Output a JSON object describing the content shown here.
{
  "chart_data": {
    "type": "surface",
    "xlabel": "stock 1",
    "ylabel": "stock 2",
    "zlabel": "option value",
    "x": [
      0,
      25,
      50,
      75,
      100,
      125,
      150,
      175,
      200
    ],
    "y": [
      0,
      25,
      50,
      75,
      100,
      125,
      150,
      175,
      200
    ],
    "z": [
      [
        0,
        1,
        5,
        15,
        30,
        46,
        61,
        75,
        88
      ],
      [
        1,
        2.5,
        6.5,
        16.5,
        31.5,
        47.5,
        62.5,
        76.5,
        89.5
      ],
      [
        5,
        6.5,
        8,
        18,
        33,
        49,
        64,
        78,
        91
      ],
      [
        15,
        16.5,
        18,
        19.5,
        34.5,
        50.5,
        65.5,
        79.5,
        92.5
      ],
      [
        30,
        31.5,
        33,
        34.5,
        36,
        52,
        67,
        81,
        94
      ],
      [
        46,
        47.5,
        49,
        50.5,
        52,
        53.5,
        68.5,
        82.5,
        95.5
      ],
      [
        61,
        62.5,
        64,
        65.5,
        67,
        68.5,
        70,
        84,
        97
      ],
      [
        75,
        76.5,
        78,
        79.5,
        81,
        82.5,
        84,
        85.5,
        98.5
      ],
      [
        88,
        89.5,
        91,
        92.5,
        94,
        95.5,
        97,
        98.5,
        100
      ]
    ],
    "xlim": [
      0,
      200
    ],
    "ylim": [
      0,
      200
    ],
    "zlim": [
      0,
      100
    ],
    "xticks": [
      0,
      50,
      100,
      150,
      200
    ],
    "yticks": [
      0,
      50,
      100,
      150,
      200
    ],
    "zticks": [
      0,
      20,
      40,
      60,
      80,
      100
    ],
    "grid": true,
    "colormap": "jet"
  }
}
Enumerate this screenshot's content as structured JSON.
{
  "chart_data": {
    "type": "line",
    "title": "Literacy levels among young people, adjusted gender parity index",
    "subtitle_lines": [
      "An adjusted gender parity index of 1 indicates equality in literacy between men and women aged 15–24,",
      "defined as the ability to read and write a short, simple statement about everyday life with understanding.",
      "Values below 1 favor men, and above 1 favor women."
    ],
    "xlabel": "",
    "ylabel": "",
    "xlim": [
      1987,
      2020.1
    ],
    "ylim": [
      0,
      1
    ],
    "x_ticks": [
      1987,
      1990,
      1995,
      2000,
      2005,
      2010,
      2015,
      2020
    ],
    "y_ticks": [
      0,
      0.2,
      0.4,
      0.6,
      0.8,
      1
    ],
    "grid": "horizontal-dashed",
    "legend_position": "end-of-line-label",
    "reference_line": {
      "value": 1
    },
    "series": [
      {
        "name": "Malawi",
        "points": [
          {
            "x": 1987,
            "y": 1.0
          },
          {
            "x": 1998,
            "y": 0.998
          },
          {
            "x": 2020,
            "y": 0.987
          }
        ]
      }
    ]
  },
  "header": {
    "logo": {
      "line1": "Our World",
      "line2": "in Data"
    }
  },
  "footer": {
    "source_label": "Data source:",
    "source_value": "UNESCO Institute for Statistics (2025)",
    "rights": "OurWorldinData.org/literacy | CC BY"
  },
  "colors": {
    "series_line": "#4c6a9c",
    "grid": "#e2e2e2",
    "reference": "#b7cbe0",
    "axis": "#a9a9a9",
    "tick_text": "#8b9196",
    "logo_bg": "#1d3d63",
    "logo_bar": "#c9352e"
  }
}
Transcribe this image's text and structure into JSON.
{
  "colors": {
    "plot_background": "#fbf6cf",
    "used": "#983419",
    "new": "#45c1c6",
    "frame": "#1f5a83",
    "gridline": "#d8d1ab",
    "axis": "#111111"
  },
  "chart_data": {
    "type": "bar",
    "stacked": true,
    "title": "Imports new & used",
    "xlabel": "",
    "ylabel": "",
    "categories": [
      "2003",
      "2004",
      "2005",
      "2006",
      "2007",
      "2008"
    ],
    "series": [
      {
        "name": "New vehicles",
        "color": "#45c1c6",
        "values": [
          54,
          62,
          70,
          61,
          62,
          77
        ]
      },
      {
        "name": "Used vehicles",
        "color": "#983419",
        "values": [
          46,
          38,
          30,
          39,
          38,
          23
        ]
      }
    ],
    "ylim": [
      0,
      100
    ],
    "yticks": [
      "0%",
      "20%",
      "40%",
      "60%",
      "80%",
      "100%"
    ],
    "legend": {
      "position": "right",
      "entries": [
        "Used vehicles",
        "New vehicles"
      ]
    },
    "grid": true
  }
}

- - -

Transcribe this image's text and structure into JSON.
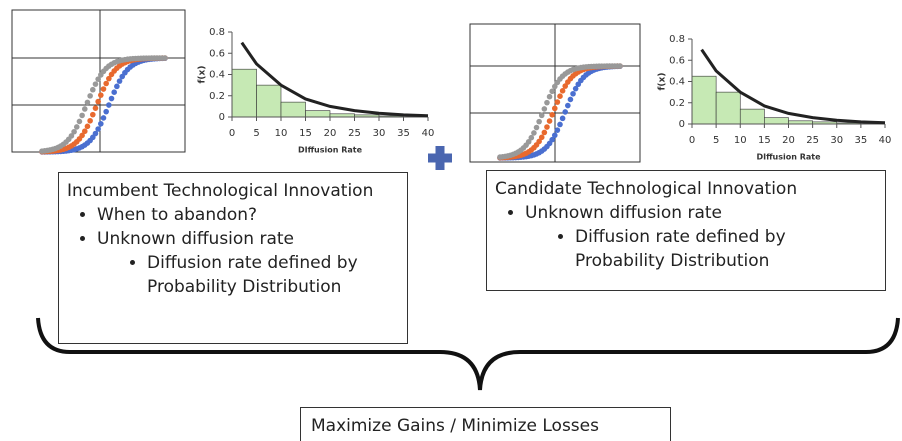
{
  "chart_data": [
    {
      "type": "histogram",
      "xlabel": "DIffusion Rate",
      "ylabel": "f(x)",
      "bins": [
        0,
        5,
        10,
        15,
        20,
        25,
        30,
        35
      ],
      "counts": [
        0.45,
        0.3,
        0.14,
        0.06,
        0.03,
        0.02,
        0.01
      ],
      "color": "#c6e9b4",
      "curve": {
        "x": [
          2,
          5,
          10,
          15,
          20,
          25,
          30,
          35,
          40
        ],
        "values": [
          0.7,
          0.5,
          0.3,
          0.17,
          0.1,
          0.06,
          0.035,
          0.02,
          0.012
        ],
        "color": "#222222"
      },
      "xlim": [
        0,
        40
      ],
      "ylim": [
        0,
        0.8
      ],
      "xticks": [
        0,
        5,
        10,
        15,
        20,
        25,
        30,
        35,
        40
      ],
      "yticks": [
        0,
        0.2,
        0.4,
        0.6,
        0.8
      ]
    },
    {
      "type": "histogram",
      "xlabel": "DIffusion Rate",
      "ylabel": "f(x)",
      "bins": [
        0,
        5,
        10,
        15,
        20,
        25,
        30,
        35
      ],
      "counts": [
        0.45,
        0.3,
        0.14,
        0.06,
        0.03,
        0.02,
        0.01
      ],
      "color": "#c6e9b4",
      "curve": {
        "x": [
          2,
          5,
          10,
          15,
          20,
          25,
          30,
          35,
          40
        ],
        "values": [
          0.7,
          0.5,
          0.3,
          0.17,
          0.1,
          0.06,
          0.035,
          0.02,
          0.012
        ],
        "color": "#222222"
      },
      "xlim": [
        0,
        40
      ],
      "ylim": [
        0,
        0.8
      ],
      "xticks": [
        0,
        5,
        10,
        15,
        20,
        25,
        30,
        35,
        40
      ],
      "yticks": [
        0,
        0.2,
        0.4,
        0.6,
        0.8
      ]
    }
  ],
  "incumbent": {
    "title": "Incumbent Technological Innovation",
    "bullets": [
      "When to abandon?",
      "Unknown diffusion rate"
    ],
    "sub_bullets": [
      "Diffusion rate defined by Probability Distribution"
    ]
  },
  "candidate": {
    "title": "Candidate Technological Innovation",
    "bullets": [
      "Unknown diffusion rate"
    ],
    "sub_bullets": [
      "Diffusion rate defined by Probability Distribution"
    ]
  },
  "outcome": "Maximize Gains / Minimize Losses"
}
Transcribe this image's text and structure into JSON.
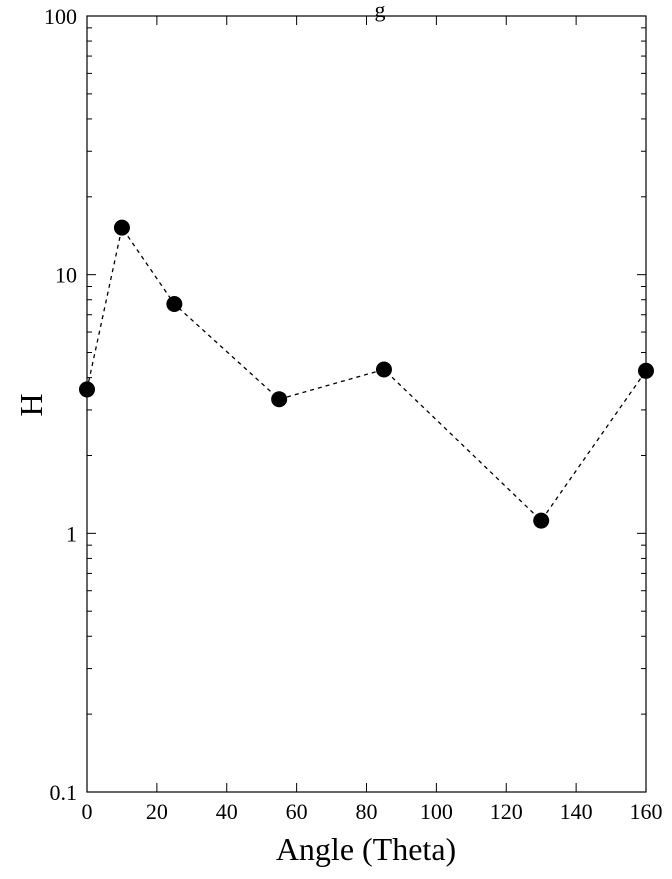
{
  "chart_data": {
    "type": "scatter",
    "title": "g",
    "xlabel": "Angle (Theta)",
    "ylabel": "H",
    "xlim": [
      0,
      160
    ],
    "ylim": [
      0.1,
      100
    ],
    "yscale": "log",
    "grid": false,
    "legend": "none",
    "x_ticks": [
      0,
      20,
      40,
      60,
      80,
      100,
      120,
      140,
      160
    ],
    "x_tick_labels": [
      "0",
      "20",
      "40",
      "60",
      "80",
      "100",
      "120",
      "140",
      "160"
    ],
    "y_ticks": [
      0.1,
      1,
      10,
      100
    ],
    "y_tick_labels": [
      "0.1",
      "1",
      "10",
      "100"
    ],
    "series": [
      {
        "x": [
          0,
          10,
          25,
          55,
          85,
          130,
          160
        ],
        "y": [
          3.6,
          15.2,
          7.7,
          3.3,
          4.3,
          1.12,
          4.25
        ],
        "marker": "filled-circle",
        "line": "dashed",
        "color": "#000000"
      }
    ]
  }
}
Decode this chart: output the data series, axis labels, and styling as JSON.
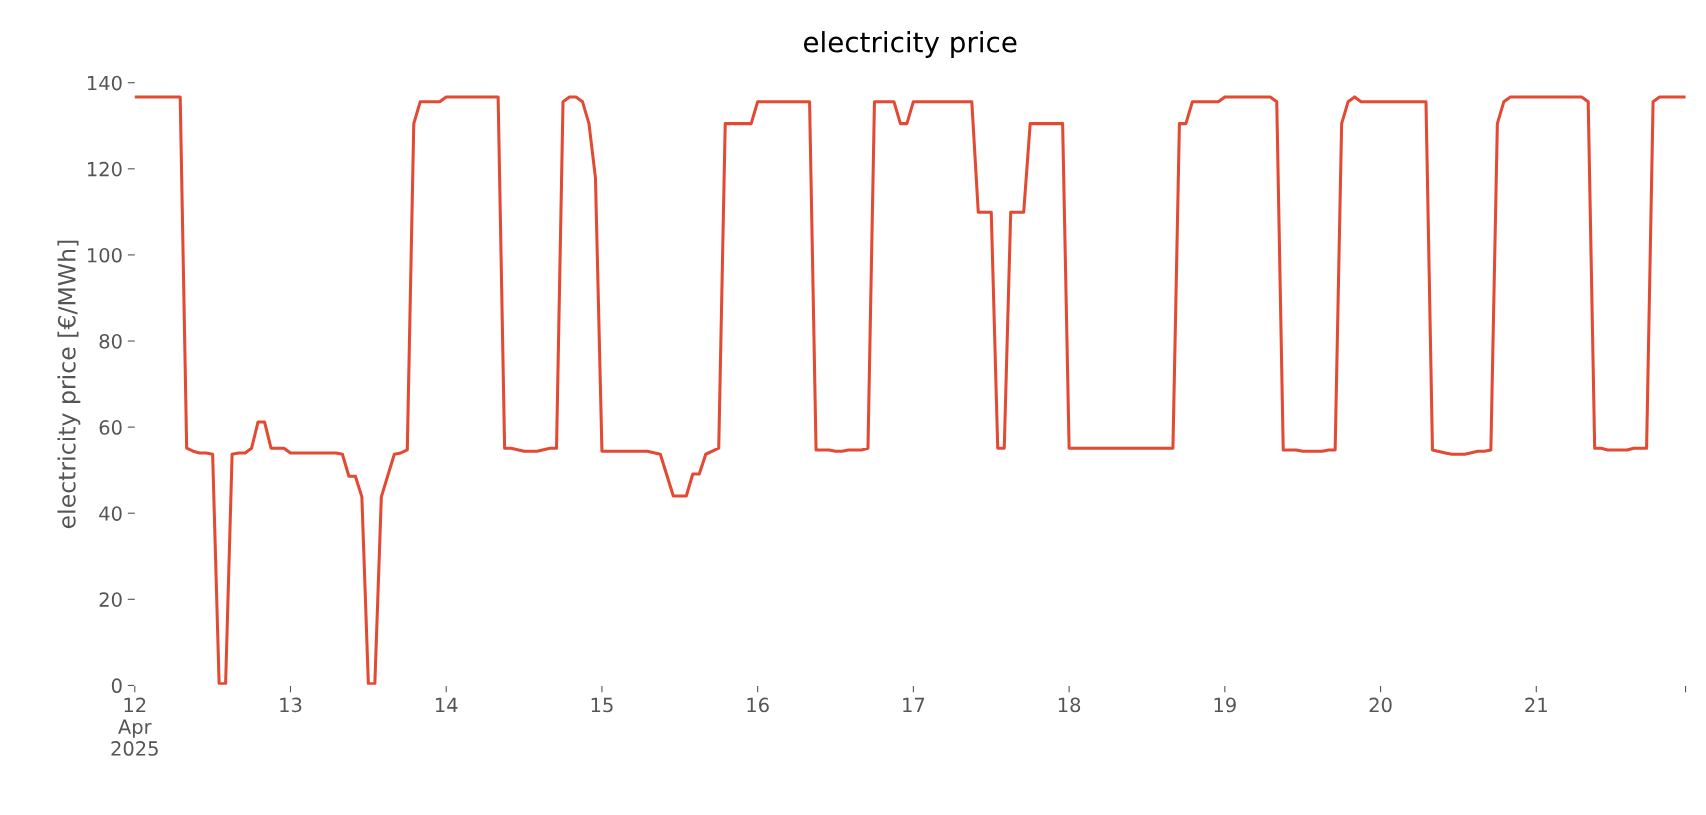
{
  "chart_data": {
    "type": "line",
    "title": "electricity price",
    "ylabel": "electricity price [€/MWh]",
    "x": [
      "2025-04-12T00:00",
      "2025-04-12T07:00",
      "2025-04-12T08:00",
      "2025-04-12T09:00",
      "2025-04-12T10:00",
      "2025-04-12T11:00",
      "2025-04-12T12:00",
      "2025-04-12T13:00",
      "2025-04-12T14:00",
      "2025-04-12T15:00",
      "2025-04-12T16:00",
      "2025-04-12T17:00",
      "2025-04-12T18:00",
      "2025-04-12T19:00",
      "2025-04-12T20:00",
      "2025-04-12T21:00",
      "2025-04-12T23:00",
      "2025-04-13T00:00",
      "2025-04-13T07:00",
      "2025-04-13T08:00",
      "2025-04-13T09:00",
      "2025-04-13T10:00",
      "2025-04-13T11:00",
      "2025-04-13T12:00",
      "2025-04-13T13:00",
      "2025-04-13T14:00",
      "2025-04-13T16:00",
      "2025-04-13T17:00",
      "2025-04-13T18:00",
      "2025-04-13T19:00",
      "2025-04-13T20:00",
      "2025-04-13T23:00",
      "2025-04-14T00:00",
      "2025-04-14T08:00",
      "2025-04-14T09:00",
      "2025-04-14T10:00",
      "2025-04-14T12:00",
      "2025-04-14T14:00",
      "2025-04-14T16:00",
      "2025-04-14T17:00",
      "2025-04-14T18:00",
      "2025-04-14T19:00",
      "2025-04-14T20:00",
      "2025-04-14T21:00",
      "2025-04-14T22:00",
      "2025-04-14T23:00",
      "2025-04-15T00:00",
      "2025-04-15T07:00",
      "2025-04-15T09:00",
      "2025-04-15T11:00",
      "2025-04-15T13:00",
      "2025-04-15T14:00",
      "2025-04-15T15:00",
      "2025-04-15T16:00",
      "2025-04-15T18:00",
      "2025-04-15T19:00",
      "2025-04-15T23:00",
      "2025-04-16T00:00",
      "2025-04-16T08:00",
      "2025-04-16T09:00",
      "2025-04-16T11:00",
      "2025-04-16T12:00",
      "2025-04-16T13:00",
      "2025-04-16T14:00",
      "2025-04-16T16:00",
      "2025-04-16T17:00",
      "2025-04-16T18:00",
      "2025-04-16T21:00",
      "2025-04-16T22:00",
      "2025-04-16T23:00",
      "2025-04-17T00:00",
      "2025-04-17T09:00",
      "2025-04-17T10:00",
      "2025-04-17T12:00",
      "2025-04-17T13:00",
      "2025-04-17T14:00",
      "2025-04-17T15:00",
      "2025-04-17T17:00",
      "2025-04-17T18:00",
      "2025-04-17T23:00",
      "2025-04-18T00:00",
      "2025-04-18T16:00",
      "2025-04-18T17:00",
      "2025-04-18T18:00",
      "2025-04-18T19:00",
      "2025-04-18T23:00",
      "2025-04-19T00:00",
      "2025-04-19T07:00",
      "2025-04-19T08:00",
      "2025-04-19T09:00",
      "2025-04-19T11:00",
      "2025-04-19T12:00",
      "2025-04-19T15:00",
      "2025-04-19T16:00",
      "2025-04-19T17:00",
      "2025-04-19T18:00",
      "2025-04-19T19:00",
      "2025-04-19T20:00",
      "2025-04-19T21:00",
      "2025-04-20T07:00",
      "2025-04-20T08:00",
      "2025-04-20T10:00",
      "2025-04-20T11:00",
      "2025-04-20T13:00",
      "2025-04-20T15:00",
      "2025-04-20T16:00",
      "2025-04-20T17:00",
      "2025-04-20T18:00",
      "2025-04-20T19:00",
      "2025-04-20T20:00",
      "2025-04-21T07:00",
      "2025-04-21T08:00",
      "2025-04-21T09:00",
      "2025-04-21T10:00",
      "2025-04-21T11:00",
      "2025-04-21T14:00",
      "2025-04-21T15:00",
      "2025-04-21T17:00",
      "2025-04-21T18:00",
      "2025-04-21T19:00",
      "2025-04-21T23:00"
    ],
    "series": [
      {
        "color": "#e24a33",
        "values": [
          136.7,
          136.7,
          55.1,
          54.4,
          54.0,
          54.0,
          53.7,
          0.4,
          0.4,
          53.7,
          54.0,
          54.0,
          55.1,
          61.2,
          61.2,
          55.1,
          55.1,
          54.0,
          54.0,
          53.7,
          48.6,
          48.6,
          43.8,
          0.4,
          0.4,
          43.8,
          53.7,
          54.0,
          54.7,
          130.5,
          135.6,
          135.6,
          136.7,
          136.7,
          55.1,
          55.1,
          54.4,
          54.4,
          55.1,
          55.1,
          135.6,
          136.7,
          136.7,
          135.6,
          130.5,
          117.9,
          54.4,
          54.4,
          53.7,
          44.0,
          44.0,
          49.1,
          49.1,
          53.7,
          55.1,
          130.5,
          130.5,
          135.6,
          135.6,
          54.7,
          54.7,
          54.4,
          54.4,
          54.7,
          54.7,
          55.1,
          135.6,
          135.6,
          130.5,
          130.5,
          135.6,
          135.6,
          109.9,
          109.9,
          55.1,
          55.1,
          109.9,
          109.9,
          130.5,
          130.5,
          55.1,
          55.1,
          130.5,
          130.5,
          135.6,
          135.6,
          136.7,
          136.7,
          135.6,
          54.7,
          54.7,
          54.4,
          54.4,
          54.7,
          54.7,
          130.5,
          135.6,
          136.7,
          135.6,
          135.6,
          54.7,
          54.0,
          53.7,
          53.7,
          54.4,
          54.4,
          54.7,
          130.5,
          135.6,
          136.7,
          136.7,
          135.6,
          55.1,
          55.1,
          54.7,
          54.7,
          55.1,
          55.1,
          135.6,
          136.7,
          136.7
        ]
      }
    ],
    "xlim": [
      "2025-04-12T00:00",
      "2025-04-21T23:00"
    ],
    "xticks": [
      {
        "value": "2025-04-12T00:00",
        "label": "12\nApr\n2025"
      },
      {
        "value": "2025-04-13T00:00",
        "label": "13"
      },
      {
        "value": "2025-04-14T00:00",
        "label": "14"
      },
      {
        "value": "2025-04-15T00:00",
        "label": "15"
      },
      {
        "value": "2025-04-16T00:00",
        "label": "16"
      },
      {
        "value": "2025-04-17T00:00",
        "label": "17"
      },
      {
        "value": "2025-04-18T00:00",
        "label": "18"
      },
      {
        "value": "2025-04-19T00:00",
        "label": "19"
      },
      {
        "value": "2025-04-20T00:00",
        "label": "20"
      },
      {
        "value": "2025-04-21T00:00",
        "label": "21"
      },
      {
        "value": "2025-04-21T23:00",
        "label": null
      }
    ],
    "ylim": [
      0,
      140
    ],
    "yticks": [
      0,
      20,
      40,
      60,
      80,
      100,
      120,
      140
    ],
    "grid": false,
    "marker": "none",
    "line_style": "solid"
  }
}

- - -

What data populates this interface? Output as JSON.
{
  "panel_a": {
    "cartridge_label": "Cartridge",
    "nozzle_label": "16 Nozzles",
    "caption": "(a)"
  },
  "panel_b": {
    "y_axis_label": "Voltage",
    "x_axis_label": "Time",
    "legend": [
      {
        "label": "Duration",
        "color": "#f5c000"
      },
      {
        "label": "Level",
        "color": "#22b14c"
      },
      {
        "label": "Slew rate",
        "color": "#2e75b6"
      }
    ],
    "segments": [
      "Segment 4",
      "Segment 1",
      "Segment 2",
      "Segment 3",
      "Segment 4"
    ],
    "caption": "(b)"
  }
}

- - -

» **TASK OBJECTIVE**
Say, as a number only, how many lines of the data contain "Technological".

» **EXPECTED ANSWER**
2